**Problem description**:
Search the data for the string "shade" and extract every line where it appears.

(Dataset records)
----

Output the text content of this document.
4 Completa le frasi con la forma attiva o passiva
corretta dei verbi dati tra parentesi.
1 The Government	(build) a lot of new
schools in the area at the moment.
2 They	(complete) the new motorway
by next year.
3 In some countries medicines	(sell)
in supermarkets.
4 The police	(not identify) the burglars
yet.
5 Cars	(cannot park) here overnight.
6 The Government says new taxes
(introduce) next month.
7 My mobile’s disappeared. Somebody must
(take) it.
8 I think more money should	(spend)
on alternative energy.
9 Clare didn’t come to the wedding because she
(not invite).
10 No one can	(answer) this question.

----

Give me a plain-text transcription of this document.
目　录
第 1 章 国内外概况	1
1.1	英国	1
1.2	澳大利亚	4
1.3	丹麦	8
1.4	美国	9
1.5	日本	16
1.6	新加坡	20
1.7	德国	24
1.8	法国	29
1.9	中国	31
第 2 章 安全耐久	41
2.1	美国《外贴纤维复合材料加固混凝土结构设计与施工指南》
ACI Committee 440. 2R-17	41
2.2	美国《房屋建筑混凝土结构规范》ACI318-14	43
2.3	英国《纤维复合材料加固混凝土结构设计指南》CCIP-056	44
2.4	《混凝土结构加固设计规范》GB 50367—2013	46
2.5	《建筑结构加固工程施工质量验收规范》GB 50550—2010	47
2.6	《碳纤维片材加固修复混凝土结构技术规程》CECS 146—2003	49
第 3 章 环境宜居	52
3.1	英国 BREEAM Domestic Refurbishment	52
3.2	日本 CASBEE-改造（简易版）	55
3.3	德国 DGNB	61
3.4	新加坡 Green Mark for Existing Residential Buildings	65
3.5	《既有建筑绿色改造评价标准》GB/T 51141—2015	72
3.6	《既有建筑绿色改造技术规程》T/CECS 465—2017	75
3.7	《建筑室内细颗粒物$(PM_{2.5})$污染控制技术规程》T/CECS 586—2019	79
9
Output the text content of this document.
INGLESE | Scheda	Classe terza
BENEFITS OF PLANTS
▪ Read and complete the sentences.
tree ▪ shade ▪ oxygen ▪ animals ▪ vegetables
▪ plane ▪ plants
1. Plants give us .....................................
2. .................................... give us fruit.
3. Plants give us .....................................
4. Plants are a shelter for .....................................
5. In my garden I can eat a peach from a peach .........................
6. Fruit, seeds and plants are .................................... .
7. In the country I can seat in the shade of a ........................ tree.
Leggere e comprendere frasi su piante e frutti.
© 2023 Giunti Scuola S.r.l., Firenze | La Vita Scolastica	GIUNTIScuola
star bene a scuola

----

**The response**:
tree ▪ shade ▪ oxygen ▪ animals ▪ vegetables
7. In the country I can seat in the shade of a ........................ tree.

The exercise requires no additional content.